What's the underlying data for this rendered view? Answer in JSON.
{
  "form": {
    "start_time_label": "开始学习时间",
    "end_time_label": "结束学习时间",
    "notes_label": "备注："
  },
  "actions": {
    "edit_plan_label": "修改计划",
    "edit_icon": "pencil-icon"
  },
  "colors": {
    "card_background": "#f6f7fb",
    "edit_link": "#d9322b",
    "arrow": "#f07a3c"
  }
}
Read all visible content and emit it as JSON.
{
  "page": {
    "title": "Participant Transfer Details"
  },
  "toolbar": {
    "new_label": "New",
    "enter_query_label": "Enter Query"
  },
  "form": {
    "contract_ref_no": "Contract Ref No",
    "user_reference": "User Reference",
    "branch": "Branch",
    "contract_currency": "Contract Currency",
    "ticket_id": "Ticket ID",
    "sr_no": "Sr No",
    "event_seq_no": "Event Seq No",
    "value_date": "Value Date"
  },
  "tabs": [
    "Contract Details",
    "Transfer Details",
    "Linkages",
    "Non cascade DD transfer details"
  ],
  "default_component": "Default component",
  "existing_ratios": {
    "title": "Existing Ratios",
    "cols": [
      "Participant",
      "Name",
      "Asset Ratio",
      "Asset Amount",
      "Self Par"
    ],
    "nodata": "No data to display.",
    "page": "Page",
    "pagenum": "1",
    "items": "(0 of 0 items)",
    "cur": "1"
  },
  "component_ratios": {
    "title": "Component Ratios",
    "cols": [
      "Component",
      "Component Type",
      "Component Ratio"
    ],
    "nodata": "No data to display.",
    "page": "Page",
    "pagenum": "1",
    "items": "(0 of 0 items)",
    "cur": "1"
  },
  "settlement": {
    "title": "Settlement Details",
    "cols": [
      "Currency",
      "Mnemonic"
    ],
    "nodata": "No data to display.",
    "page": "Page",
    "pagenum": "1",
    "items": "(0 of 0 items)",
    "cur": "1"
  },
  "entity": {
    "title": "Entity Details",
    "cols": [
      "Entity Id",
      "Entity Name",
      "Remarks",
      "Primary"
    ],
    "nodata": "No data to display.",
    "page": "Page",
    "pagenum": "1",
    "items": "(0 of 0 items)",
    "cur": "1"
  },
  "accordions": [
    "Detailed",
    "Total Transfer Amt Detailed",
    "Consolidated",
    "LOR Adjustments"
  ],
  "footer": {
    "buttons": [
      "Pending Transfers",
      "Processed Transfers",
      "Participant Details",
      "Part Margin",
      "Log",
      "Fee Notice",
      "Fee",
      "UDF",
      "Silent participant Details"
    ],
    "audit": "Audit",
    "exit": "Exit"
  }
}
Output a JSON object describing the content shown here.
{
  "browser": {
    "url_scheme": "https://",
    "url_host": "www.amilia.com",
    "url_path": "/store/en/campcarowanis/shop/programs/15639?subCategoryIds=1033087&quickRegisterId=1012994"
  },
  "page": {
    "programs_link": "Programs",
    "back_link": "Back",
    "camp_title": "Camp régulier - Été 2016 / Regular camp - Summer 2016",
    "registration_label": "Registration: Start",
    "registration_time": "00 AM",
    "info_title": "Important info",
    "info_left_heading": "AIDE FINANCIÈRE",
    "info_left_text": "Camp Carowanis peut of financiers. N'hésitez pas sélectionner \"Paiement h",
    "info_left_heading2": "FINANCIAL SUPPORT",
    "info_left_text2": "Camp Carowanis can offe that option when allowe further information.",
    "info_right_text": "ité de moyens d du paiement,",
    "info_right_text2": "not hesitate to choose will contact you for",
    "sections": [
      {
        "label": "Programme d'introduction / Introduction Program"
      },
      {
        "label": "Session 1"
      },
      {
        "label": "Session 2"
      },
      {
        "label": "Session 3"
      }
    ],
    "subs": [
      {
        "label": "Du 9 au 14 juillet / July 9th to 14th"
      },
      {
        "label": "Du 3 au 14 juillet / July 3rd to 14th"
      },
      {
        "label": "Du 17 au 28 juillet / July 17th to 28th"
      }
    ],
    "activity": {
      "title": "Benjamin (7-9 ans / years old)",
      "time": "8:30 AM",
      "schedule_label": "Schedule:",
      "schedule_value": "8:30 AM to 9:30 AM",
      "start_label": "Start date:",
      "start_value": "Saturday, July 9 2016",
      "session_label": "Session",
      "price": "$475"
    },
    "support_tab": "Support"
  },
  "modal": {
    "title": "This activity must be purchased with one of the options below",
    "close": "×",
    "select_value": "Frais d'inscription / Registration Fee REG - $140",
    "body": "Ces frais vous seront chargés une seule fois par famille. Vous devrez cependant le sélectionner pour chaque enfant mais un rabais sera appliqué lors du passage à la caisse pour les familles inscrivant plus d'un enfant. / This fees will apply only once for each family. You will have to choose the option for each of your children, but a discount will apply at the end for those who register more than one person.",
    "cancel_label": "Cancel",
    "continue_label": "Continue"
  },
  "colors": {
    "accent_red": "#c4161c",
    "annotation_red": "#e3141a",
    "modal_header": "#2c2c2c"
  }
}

============================================================

=== Task prompt ===
Locate the word "will" in the records and collect each line it appears in.

=== Exercise response ===
    "info_right_text2": "not hesitate to choose will contact you for",
    "body": "Ces frais vous seront chargés une seule fois par famille. Vous devrez cependant le sélectionner pour chaque enfant mais un rabais sera appliqué lors du passage à la caisse pour les familles inscrivant plus d'un enfant. / This fees will apply only once for each family. You will have to choose the option for each of your children, but a discount will apply at the end for those who register more than one person.",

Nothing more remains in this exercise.